→ **GIVEN REQUEST**
Format every line from the start of the data through the line holding "y-tick-label: 0.00 [82,359,106,406]", inclusive, as a numbered list. Leave out blank lines and pictures.

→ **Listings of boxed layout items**
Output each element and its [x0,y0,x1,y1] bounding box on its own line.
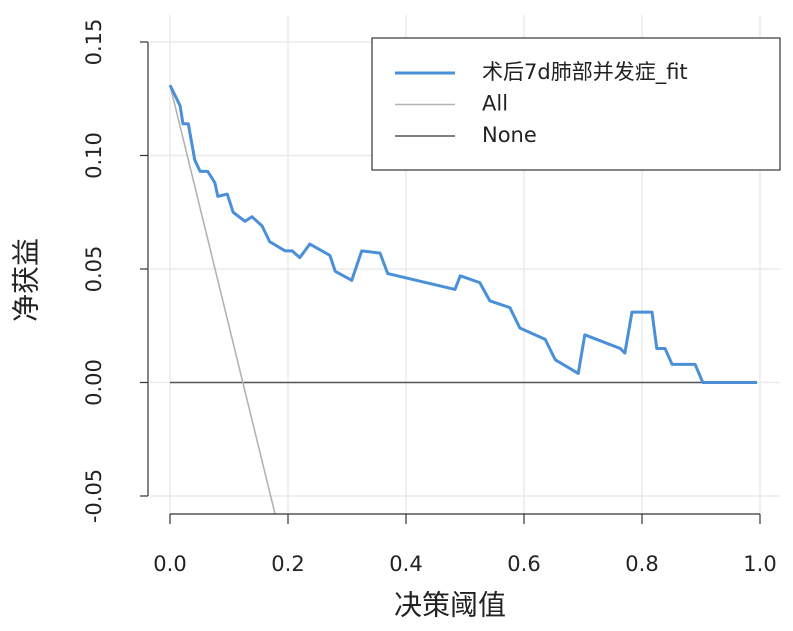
series-line [168,84,758,384]
series-line [169,84,276,514]
y-tick-label: -0.05 [82,469,106,523]
y-tick-label: 0.10 [82,132,106,179]
x-tick-label: 0.0 [153,552,186,576]
y-axis-label: 净获益 [10,238,43,322]
y-tick-label: 0.00 [82,359,106,406]
y-tick-label: 0.15 [82,19,106,66]
legend-label: 术后7d肺部并发症_fit [482,60,688,85]
x-tick-label: 1.0 [743,552,776,576]
x-tick-label: 0.8 [625,552,658,576]
x-tick-label: 0.2 [271,552,304,576]
x-tick-label: 0.6 [507,552,540,576]
y-tick-label: 0.05 [82,246,106,293]
plot-area [168,84,758,514]
legend-label: All [482,92,508,116]
x-tick-label: 0.4 [389,552,422,576]
legend-label: None [482,123,537,147]
x-axis-label: 决策阈值 [394,589,506,622]
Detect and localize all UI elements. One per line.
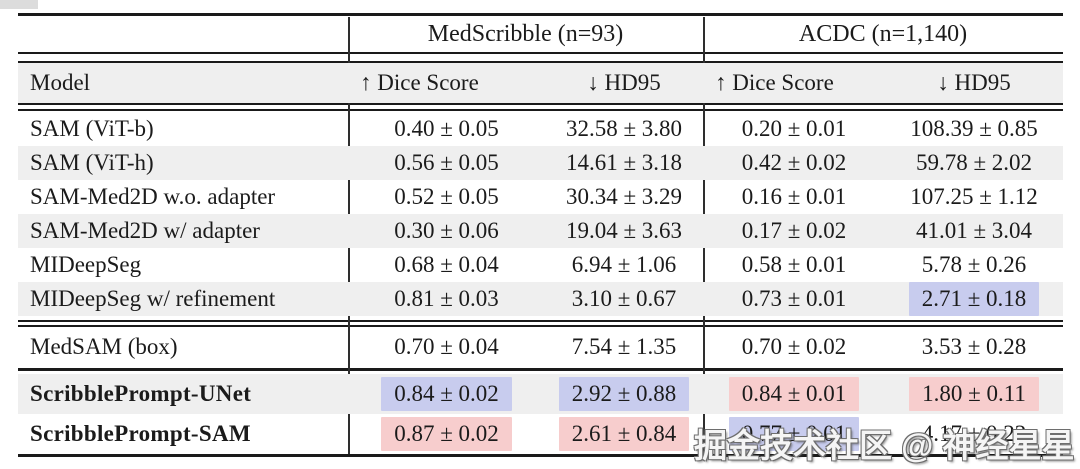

→ **EXERCISE ANSWER**
1. Output each element and its [x0,y0,x1,y1] bounding box on its own line.
2. series-line [168,84,758,384]
3. series-line [169,84,276,514]
4. y-tick-label: -0.05 [82,469,106,523]
5. y-tick-label: 0.10 [82,132,106,179]
6. x-tick-label: 0.0 [153,552,186,576]
7. y-axis-label: 净获益 [10,238,43,322]
8. y-tick-label: 0.00 [82,359,106,406]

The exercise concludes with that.